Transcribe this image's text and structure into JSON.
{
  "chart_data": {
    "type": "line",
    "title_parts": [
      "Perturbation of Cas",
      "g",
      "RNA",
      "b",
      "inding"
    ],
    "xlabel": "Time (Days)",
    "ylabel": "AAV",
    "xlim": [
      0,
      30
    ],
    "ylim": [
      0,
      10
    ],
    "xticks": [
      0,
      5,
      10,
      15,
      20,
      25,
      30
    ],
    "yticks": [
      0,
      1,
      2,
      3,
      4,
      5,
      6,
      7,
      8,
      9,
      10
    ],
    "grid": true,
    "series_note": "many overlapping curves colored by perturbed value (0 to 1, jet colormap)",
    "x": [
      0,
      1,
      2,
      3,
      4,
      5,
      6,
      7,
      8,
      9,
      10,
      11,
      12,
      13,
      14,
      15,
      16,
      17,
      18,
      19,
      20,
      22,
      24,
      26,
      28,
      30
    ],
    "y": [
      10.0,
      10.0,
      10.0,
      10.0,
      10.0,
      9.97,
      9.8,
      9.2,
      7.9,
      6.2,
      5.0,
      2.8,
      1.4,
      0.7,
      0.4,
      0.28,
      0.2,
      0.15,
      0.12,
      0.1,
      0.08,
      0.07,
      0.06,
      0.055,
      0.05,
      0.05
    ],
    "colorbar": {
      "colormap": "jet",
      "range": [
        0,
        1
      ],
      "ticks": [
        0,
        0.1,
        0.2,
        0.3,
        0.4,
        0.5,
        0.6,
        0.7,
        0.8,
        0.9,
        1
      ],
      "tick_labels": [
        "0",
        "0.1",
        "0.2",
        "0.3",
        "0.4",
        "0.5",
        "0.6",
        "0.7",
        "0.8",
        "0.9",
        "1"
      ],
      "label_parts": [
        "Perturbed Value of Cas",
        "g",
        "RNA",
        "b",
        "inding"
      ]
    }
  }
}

THE REQUEST: Repeat the material above in full, keeping every word.

CORRECT RESULT:
Transcribe this image's text and structure into JSON.
{
  "chart_data": {
    "type": "line",
    "title_parts": [
      "Perturbation of Cas",
      "g",
      "RNA",
      "b",
      "inding"
    ],
    "xlabel": "Time (Days)",
    "ylabel": "AAV",
    "xlim": [
      0,
      30
    ],
    "ylim": [
      0,
      10
    ],
    "xticks": [
      0,
      5,
      10,
      15,
      20,
      25,
      30
    ],
    "yticks": [
      0,
      1,
      2,
      3,
      4,
      5,
      6,
      7,
      8,
      9,
      10
    ],
    "grid": true,
    "series_note": "many overlapping curves colored by perturbed value (0 to 1, jet colormap)",
    "x": [
      0,
      1,
      2,
      3,
      4,
      5,
      6,
      7,
      8,
      9,
      10,
      11,
      12,
      13,
      14,
      15,
      16,
      17,
      18,
      19,
      20,
      22,
      24,
      26,
      28,
      30
    ],
    "y": [
      10.0,
      10.0,
      10.0,
      10.0,
      10.0,
      9.97,
      9.8,
      9.2,
      7.9,
      6.2,
      5.0,
      2.8,
      1.4,
      0.7,
      0.4,
      0.28,
      0.2,
      0.15,
      0.12,
      0.1,
      0.08,
      0.07,
      0.06,
      0.055,
      0.05,
      0.05
    ],
    "colorbar": {
      "colormap": "jet",
      "range": [
        0,
        1
      ],
      "ticks": [
        0,
        0.1,
        0.2,
        0.3,
        0.4,
        0.5,
        0.6,
        0.7,
        0.8,
        0.9,
        1
      ],
      "tick_labels": [
        "0",
        "0.1",
        "0.2",
        "0.3",
        "0.4",
        "0.5",
        "0.6",
        "0.7",
        "0.8",
        "0.9",
        "1"
      ],
      "label_parts": [
        "Perturbed Value of Cas",
        "g",
        "RNA",
        "b",
        "inding"
      ]
    }
  }
}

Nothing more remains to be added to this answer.